**Task goal**
Could you transcribe every record below exactly as written, leaving out any pictures?

(Stored entries)
**********

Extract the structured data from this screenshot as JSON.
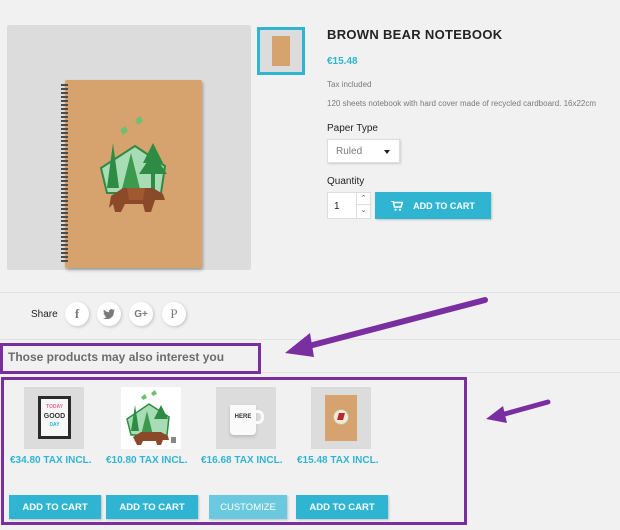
{
  "product": {
    "title": "BROWN BEAR NOTEBOOK",
    "price": "€15.48",
    "tax_label": "Tax included",
    "description": "120 sheets notebook with hard cover made of recycled cardboard. 16x22cm",
    "paper_type_label": "Paper Type",
    "paper_type_value": "Ruled",
    "quantity_label": "Quantity",
    "quantity_value": "1",
    "add_to_cart_label": "ADD TO CART"
  },
  "share": {
    "label": "Share",
    "networks": [
      {
        "name": "facebook",
        "glyph": "f"
      },
      {
        "name": "twitter",
        "glyph": "t"
      },
      {
        "name": "google-plus",
        "glyph": "G+"
      },
      {
        "name": "pinterest",
        "glyph": "P"
      }
    ]
  },
  "related": {
    "title": "Those products may also interest you",
    "products": [
      {
        "image": "framed-poster",
        "price": "€34.80 TAX INCL.",
        "button": "ADD TO CART"
      },
      {
        "image": "bear-sticker",
        "price": "€10.80 TAX INCL.",
        "button": "ADD TO CART"
      },
      {
        "image": "mug",
        "price": "€16.68 TAX INCL.",
        "button": "CUSTOMIZE"
      },
      {
        "image": "notebook-hummingbird",
        "price": "€15.48 TAX INCL.",
        "button": "ADD TO CART"
      }
    ]
  },
  "poster_text": {
    "line1": "TODAY",
    "line2": "GOOD",
    "line3": "DAY"
  },
  "mug_text": "HERE",
  "colors": {
    "accent": "#2fb5d2",
    "annotation": "#7a2fa0"
  }
}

**********

**Completed task**
Extract the structured data from this screenshot as JSON.
{
  "product": {
    "title": "BROWN BEAR NOTEBOOK",
    "price": "€15.48",
    "tax_label": "Tax included",
    "description": "120 sheets notebook with hard cover made of recycled cardboard. 16x22cm",
    "paper_type_label": "Paper Type",
    "paper_type_value": "Ruled",
    "quantity_label": "Quantity",
    "quantity_value": "1",
    "add_to_cart_label": "ADD TO CART"
  },
  "share": {
    "label": "Share",
    "networks": [
      {
        "name": "facebook",
        "glyph": "f"
      },
      {
        "name": "twitter",
        "glyph": "t"
      },
      {
        "name": "google-plus",
        "glyph": "G+"
      },
      {
        "name": "pinterest",
        "glyph": "P"
      }
    ]
  },
  "related": {
    "title": "Those products may also interest you",
    "products": [
      {
        "image": "framed-poster",
        "price": "€34.80 TAX INCL.",
        "button": "ADD TO CART"
      },
      {
        "image": "bear-sticker",
        "price": "€10.80 TAX INCL.",
        "button": "ADD TO CART"
      },
      {
        "image": "mug",
        "price": "€16.68 TAX INCL.",
        "button": "CUSTOMIZE"
      },
      {
        "image": "notebook-hummingbird",
        "price": "€15.48 TAX INCL.",
        "button": "ADD TO CART"
      }
    ]
  },
  "poster_text": {
    "line1": "TODAY",
    "line2": "GOOD",
    "line3": "DAY"
  },
  "mug_text": "HERE",
  "colors": {
    "accent": "#2fb5d2",
    "annotation": "#7a2fa0"
  }
}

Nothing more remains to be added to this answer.